**Dataset**
[start]

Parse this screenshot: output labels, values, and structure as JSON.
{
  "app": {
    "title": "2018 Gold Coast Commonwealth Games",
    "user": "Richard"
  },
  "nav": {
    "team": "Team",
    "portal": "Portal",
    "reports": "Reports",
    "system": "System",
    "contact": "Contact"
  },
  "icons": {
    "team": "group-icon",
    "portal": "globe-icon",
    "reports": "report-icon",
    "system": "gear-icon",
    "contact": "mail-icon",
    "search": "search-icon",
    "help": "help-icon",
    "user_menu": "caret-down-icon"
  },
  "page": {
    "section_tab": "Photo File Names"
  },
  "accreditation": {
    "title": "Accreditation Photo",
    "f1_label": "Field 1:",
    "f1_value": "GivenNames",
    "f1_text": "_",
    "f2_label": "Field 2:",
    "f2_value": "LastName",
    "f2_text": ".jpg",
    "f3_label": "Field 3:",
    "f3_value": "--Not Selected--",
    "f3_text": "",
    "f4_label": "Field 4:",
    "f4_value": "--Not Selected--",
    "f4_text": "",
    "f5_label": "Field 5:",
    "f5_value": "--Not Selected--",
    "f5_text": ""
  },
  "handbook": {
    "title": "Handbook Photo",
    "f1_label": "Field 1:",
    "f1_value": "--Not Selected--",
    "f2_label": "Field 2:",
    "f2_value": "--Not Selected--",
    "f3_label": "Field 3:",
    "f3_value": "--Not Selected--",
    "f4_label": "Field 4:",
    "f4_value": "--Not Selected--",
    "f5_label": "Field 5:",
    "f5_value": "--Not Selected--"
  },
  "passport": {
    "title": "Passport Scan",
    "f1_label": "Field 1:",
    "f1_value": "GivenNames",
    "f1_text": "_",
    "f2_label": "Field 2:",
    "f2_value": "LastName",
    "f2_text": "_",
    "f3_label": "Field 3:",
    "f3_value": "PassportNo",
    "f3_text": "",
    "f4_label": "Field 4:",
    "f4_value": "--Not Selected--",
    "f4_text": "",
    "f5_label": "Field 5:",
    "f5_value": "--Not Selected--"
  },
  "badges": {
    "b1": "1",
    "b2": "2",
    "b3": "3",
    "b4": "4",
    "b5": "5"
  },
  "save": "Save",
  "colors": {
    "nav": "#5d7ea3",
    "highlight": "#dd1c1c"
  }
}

[end]

Nothing in the listing may be changed; retype it all exactly.

Parse this screenshot: output labels, values, and structure as JSON.
{
  "app": {
    "title": "2018 Gold Coast Commonwealth Games",
    "user": "Richard"
  },
  "nav": {
    "team": "Team",
    "portal": "Portal",
    "reports": "Reports",
    "system": "System",
    "contact": "Contact"
  },
  "icons": {
    "team": "group-icon",
    "portal": "globe-icon",
    "reports": "report-icon",
    "system": "gear-icon",
    "contact": "mail-icon",
    "search": "search-icon",
    "help": "help-icon",
    "user_menu": "caret-down-icon"
  },
  "page": {
    "section_tab": "Photo File Names"
  },
  "accreditation": {
    "title": "Accreditation Photo",
    "f1_label": "Field 1:",
    "f1_value": "GivenNames",
    "f1_text": "_",
    "f2_label": "Field 2:",
    "f2_value": "LastName",
    "f2_text": ".jpg",
    "f3_label": "Field 3:",
    "f3_value": "--Not Selected--",
    "f3_text": "",
    "f4_label": "Field 4:",
    "f4_value": "--Not Selected--",
    "f4_text": "",
    "f5_label": "Field 5:",
    "f5_value": "--Not Selected--",
    "f5_text": ""
  },
  "handbook": {
    "title": "Handbook Photo",
    "f1_label": "Field 1:",
    "f1_value": "--Not Selected--",
    "f2_label": "Field 2:",
    "f2_value": "--Not Selected--",
    "f3_label": "Field 3:",
    "f3_value": "--Not Selected--",
    "f4_label": "Field 4:",
    "f4_value": "--Not Selected--",
    "f5_label": "Field 5:",
    "f5_value": "--Not Selected--"
  },
  "passport": {
    "title": "Passport Scan",
    "f1_label": "Field 1:",
    "f1_value": "GivenNames",
    "f1_text": "_",
    "f2_label": "Field 2:",
    "f2_value": "LastName",
    "f2_text": "_",
    "f3_label": "Field 3:",
    "f3_value": "PassportNo",
    "f3_text": "",
    "f4_label": "Field 4:",
    "f4_value": "--Not Selected--",
    "f4_text": "",
    "f5_label": "Field 5:",
    "f5_value": "--Not Selected--"
  },
  "badges": {
    "b1": "1",
    "b2": "2",
    "b3": "3",
    "b4": "4",
    "b5": "5"
  },
  "save": "Save",
  "colors": {
    "nav": "#5d7ea3",
    "highlight": "#dd1c1c"
  }
}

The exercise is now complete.